(Excerpt from a dataset)
* Begin *
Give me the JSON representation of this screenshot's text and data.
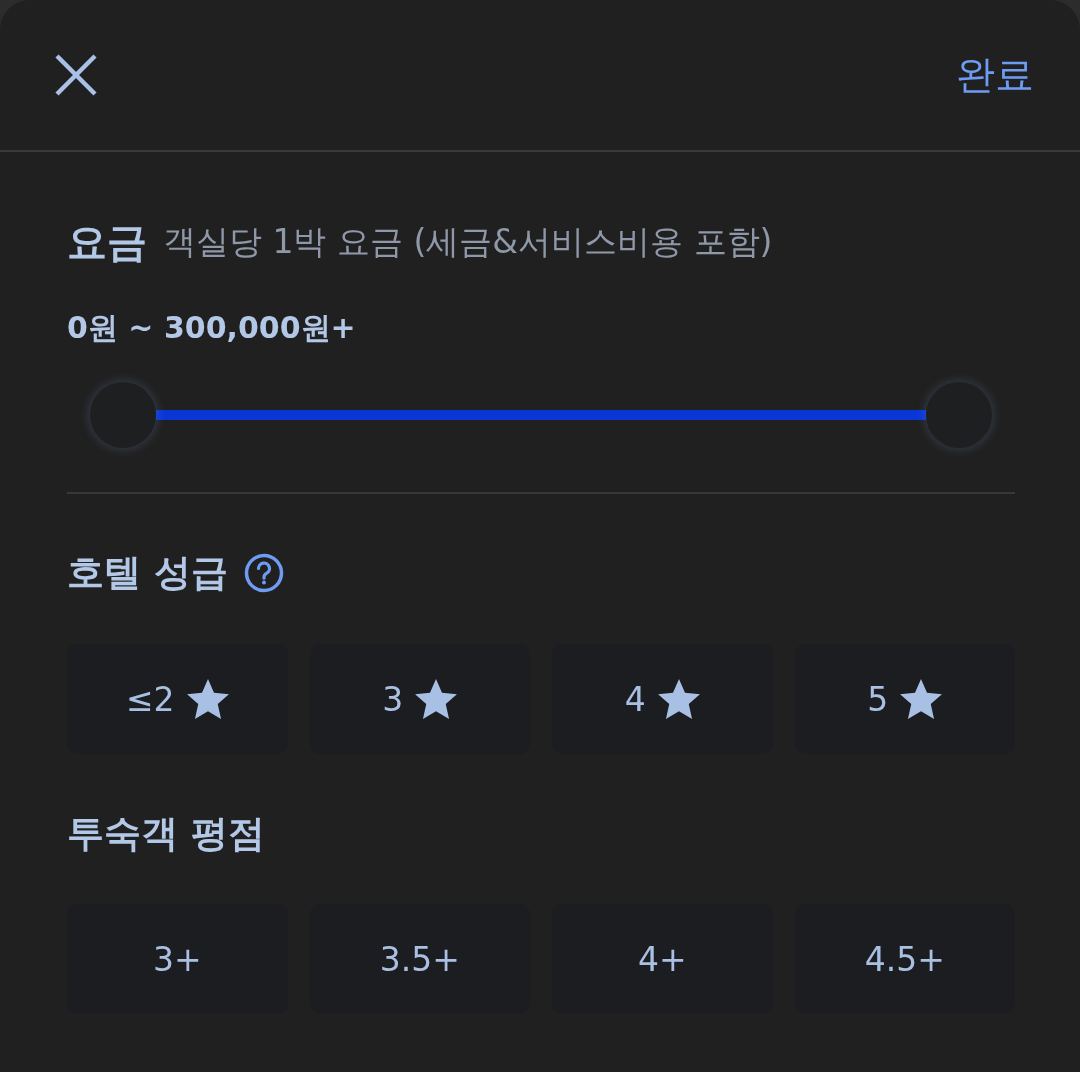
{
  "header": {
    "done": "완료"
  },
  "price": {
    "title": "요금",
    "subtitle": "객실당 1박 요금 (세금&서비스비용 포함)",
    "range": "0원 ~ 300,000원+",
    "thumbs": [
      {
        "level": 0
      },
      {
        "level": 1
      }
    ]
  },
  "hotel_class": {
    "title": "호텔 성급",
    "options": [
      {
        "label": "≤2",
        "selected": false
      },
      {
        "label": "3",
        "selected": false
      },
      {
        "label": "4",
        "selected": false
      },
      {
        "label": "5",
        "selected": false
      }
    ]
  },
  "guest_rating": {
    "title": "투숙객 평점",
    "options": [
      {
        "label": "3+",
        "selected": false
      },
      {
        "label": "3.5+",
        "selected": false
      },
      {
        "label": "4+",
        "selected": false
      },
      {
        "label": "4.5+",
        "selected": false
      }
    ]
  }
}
* End *
Directions for this task: Reproduce the records above exactly, leaving out every picture they contain.

Exercise result:
Give me the JSON representation of this screenshot's text and data.
{
  "header": {
    "done": "완료"
  },
  "price": {
    "title": "요금",
    "subtitle": "객실당 1박 요금 (세금&서비스비용 포함)",
    "range": "0원 ~ 300,000원+",
    "thumbs": [
      {
        "level": 0
      },
      {
        "level": 1
      }
    ]
  },
  "hotel_class": {
    "title": "호텔 성급",
    "options": [
      {
        "label": "≤2",
        "selected": false
      },
      {
        "label": "3",
        "selected": false
      },
      {
        "label": "4",
        "selected": false
      },
      {
        "label": "5",
        "selected": false
      }
    ]
  },
  "guest_rating": {
    "title": "투숙객 평점",
    "options": [
      {
        "label": "3+",
        "selected": false
      },
      {
        "label": "3.5+",
        "selected": false
      },
      {
        "label": "4+",
        "selected": false
      },
      {
        "label": "4.5+",
        "selected": false
      }
    ]
  }
}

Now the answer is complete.